_Task statement_:
From the listing that follows, extract every line and set it down unaltered.

::: Material

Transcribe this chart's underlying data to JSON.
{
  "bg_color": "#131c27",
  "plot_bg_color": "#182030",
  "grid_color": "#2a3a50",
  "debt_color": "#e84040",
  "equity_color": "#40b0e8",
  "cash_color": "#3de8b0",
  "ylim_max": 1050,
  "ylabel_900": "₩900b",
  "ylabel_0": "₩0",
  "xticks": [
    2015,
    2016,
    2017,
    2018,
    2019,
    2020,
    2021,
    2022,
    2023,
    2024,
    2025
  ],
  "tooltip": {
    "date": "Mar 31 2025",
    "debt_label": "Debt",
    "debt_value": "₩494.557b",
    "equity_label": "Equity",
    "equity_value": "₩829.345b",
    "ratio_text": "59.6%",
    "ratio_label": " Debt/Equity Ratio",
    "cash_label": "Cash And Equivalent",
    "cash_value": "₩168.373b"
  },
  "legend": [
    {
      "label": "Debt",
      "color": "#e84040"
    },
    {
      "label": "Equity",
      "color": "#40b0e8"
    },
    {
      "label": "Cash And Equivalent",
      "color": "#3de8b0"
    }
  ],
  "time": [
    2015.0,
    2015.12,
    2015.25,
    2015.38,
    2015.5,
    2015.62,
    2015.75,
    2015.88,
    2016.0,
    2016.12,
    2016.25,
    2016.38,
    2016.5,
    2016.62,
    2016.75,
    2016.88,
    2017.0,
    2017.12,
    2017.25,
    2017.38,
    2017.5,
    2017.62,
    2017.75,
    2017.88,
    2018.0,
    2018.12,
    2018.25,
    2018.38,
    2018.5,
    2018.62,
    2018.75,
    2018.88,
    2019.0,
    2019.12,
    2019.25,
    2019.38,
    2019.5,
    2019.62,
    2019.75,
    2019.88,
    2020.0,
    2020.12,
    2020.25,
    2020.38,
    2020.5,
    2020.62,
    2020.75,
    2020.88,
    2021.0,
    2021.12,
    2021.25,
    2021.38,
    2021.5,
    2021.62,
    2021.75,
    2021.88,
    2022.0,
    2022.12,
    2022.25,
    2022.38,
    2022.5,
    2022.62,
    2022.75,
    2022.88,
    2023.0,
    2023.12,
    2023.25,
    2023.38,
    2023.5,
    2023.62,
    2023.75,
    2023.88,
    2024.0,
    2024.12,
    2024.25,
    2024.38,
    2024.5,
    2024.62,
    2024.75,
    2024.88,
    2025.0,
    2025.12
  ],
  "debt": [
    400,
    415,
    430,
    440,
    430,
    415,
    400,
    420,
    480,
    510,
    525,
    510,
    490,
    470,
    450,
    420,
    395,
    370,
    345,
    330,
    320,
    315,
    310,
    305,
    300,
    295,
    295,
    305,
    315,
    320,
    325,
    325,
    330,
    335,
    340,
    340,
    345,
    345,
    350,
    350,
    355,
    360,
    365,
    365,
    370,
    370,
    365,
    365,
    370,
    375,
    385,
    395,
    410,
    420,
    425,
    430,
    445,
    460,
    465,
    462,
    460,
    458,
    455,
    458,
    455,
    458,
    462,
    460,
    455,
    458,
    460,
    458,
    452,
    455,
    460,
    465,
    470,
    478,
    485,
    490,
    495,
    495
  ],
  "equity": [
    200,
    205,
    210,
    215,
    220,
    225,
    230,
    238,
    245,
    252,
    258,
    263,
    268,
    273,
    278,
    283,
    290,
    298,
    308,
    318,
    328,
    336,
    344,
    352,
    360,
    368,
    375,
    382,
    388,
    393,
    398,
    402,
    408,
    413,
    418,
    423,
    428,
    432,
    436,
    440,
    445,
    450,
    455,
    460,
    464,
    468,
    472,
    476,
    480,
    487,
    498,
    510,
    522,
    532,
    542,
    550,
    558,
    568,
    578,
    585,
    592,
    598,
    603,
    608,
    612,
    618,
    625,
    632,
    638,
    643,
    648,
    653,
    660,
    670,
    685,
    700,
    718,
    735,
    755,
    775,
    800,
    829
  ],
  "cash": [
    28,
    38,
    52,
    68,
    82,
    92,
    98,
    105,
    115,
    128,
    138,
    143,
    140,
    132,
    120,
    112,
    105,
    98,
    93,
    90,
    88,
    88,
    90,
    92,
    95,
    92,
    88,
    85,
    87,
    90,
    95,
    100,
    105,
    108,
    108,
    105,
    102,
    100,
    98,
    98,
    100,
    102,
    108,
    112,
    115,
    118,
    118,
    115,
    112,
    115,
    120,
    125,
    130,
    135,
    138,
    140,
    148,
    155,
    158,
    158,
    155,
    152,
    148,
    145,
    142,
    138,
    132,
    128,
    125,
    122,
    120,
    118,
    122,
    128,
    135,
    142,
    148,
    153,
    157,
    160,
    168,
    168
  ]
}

::::::

_Answer to the exercise_:
Transcribe this chart's underlying data to JSON.
{
  "bg_color": "#131c27",
  "plot_bg_color": "#182030",
  "grid_color": "#2a3a50",
  "debt_color": "#e84040",
  "equity_color": "#40b0e8",
  "cash_color": "#3de8b0",
  "ylim_max": 1050,
  "ylabel_900": "₩900b",
  "ylabel_0": "₩0",
  "xticks": [
    2015,
    2016,
    2017,
    2018,
    2019,
    2020,
    2021,
    2022,
    2023,
    2024,
    2025
  ],
  "tooltip": {
    "date": "Mar 31 2025",
    "debt_label": "Debt",
    "debt_value": "₩494.557b",
    "equity_label": "Equity",
    "equity_value": "₩829.345b",
    "ratio_text": "59.6%",
    "ratio_label": " Debt/Equity Ratio",
    "cash_label": "Cash And Equivalent",
    "cash_value": "₩168.373b"
  },
  "legend": [
    {
      "label": "Debt",
      "color": "#e84040"
    },
    {
      "label": "Equity",
      "color": "#40b0e8"
    },
    {
      "label": "Cash And Equivalent",
      "color": "#3de8b0"
    }
  ],
  "time": [
    2015.0,
    2015.12,
    2015.25,
    2015.38,
    2015.5,
    2015.62,
    2015.75,
    2015.88,
    2016.0,
    2016.12,
    2016.25,
    2016.38,
    2016.5,
    2016.62,
    2016.75,
    2016.88,
    2017.0,
    2017.12,
    2017.25,
    2017.38,
    2017.5,
    2017.62,
    2017.75,
    2017.88,
    2018.0,
    2018.12,
    2018.25,
    2018.38,
    2018.5,
    2018.62,
    2018.75,
    2018.88,
    2019.0,
    2019.12,
    2019.25,
    2019.38,
    2019.5,
    2019.62,
    2019.75,
    2019.88,
    2020.0,
    2020.12,
    2020.25,
    2020.38,
    2020.5,
    2020.62,
    2020.75,
    2020.88,
    2021.0,
    2021.12,
    2021.25,
    2021.38,
    2021.5,
    2021.62,
    2021.75,
    2021.88,
    2022.0,
    2022.12,
    2022.25,
    2022.38,
    2022.5,
    2022.62,
    2022.75,
    2022.88,
    2023.0,
    2023.12,
    2023.25,
    2023.38,
    2023.5,
    2023.62,
    2023.75,
    2023.88,
    2024.0,
    2024.12,
    2024.25,
    2024.38,
    2024.5,
    2024.62,
    2024.75,
    2024.88,
    2025.0,
    2025.12
  ],
  "debt": [
    400,
    415,
    430,
    440,
    430,
    415,
    400,
    420,
    480,
    510,
    525,
    510,
    490,
    470,
    450,
    420,
    395,
    370,
    345,
    330,
    320,
    315,
    310,
    305,
    300,
    295,
    295,
    305,
    315,
    320,
    325,
    325,
    330,
    335,
    340,
    340,
    345,
    345,
    350,
    350,
    355,
    360,
    365,
    365,
    370,
    370,
    365,
    365,
    370,
    375,
    385,
    395,
    410,
    420,
    425,
    430,
    445,
    460,
    465,
    462,
    460,
    458,
    455,
    458,
    455,
    458,
    462,
    460,
    455,
    458,
    460,
    458,
    452,
    455,
    460,
    465,
    470,
    478,
    485,
    490,
    495,
    495
  ],
  "equity": [
    200,
    205,
    210,
    215,
    220,
    225,
    230,
    238,
    245,
    252,
    258,
    263,
    268,
    273,
    278,
    283,
    290,
    298,
    308,
    318,
    328,
    336,
    344,
    352,
    360,
    368,
    375,
    382,
    388,
    393,
    398,
    402,
    408,
    413,
    418,
    423,
    428,
    432,
    436,
    440,
    445,
    450,
    455,
    460,
    464,
    468,
    472,
    476,
    480,
    487,
    498,
    510,
    522,
    532,
    542,
    550,
    558,
    568,
    578,
    585,
    592,
    598,
    603,
    608,
    612,
    618,
    625,
    632,
    638,
    643,
    648,
    653,
    660,
    670,
    685,
    700,
    718,
    735,
    755,
    775,
    800,
    829
  ],
  "cash": [
    28,
    38,
    52,
    68,
    82,
    92,
    98,
    105,
    115,
    128,
    138,
    143,
    140,
    132,
    120,
    112,
    105,
    98,
    93,
    90,
    88,
    88,
    90,
    92,
    95,
    92,
    88,
    85,
    87,
    90,
    95,
    100,
    105,
    108,
    108,
    105,
    102,
    100,
    98,
    98,
    100,
    102,
    108,
    112,
    115,
    118,
    118,
    115,
    112,
    115,
    120,
    125,
    130,
    135,
    138,
    140,
    148,
    155,
    158,
    158,
    155,
    152,
    148,
    145,
    142,
    138,
    132,
    128,
    125,
    122,
    120,
    118,
    122,
    128,
    135,
    142,
    148,
    153,
    157,
    160,
    168,
    168
  ]
}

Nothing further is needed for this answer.